* EXERCISE DESCRIPTION
Output every line below without omitting or altering anything.
>> BEGIN
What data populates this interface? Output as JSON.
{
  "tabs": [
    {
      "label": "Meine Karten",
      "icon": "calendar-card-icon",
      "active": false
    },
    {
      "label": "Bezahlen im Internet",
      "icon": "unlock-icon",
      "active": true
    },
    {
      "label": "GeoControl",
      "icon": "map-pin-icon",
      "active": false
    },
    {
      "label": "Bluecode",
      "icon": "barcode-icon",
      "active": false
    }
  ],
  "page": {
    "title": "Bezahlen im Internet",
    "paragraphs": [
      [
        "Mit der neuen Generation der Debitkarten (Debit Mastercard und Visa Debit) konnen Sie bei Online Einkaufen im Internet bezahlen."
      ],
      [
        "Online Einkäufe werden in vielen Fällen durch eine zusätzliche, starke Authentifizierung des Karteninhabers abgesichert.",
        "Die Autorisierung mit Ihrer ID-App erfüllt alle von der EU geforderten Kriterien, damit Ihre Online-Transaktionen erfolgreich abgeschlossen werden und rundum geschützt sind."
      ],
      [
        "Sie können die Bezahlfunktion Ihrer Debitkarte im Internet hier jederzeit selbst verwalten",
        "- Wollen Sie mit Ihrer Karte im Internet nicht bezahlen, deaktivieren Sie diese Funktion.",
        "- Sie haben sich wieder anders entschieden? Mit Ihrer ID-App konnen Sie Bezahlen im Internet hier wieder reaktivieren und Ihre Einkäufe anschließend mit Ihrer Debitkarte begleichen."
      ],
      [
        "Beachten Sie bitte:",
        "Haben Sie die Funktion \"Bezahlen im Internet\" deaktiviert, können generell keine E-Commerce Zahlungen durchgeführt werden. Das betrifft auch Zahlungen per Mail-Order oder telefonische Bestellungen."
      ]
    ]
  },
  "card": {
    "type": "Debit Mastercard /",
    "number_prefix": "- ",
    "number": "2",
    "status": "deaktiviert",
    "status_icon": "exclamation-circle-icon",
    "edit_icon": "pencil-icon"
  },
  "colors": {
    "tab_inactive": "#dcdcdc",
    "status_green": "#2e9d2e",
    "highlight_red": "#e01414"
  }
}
>> END
* SOLUTION FOR THIS TASK
What data populates this interface? Output as JSON.
{
  "tabs": [
    {
      "label": "Meine Karten",
      "icon": "calendar-card-icon",
      "active": false
    },
    {
      "label": "Bezahlen im Internet",
      "icon": "unlock-icon",
      "active": true
    },
    {
      "label": "GeoControl",
      "icon": "map-pin-icon",
      "active": false
    },
    {
      "label": "Bluecode",
      "icon": "barcode-icon",
      "active": false
    }
  ],
  "page": {
    "title": "Bezahlen im Internet",
    "paragraphs": [
      [
        "Mit der neuen Generation der Debitkarten (Debit Mastercard und Visa Debit) konnen Sie bei Online Einkaufen im Internet bezahlen."
      ],
      [
        "Online Einkäufe werden in vielen Fällen durch eine zusätzliche, starke Authentifizierung des Karteninhabers abgesichert.",
        "Die Autorisierung mit Ihrer ID-App erfüllt alle von der EU geforderten Kriterien, damit Ihre Online-Transaktionen erfolgreich abgeschlossen werden und rundum geschützt sind."
      ],
      [
        "Sie können die Bezahlfunktion Ihrer Debitkarte im Internet hier jederzeit selbst verwalten",
        "- Wollen Sie mit Ihrer Karte im Internet nicht bezahlen, deaktivieren Sie diese Funktion.",
        "- Sie haben sich wieder anders entschieden? Mit Ihrer ID-App konnen Sie Bezahlen im Internet hier wieder reaktivieren und Ihre Einkäufe anschließend mit Ihrer Debitkarte begleichen."
      ],
      [
        "Beachten Sie bitte:",
        "Haben Sie die Funktion \"Bezahlen im Internet\" deaktiviert, können generell keine E-Commerce Zahlungen durchgeführt werden. Das betrifft auch Zahlungen per Mail-Order oder telefonische Bestellungen."
      ]
    ]
  },
  "card": {
    "type": "Debit Mastercard /",
    "number_prefix": "- ",
    "number": "2",
    "status": "deaktiviert",
    "status_icon": "exclamation-circle-icon",
    "edit_icon": "pencil-icon"
  },
  "colors": {
    "tab_inactive": "#dcdcdc",
    "status_green": "#2e9d2e",
    "highlight_red": "#e01414"
  }
}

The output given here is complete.